===== Data excerpts
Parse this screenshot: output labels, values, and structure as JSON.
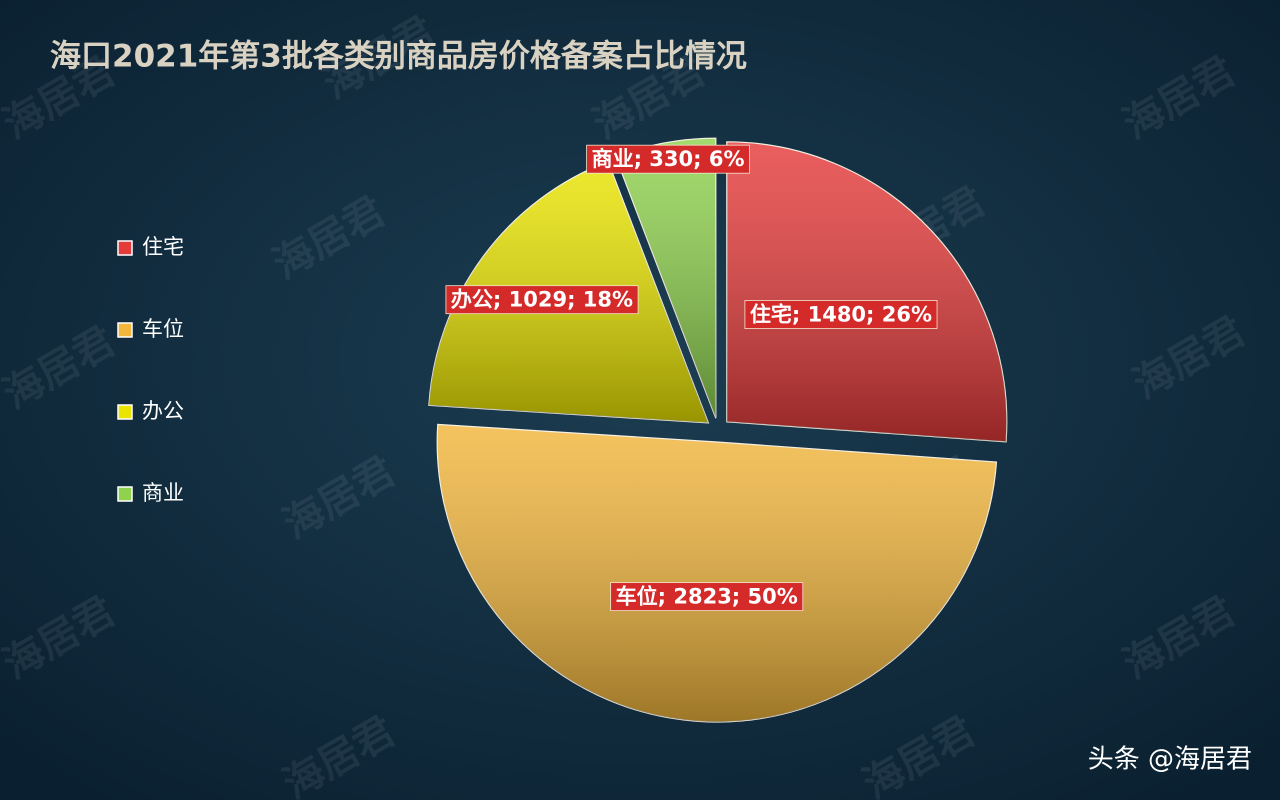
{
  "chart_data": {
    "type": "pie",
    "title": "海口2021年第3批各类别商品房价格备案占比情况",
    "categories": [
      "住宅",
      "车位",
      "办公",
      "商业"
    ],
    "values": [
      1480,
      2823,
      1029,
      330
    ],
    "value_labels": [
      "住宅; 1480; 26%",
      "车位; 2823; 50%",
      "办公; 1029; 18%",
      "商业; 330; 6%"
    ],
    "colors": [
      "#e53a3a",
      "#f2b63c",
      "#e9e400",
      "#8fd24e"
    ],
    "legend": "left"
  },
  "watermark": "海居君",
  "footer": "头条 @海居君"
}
==========
Retype the data above exactly; pictures are not part of the copy.

» **Written reply**:
Parse this screenshot: output labels, values, and structure as JSON.
{
  "chart_data": {
    "type": "pie",
    "title": "海口2021年第3批各类别商品房价格备案占比情况",
    "categories": [
      "住宅",
      "车位",
      "办公",
      "商业"
    ],
    "values": [
      1480,
      2823,
      1029,
      330
    ],
    "value_labels": [
      "住宅; 1480; 26%",
      "车位; 2823; 50%",
      "办公; 1029; 18%",
      "商业; 330; 6%"
    ],
    "colors": [
      "#e53a3a",
      "#f2b63c",
      "#e9e400",
      "#8fd24e"
    ],
    "legend": "left"
  },
  "watermark": "海居君",
  "footer": "头条 @海居君"
}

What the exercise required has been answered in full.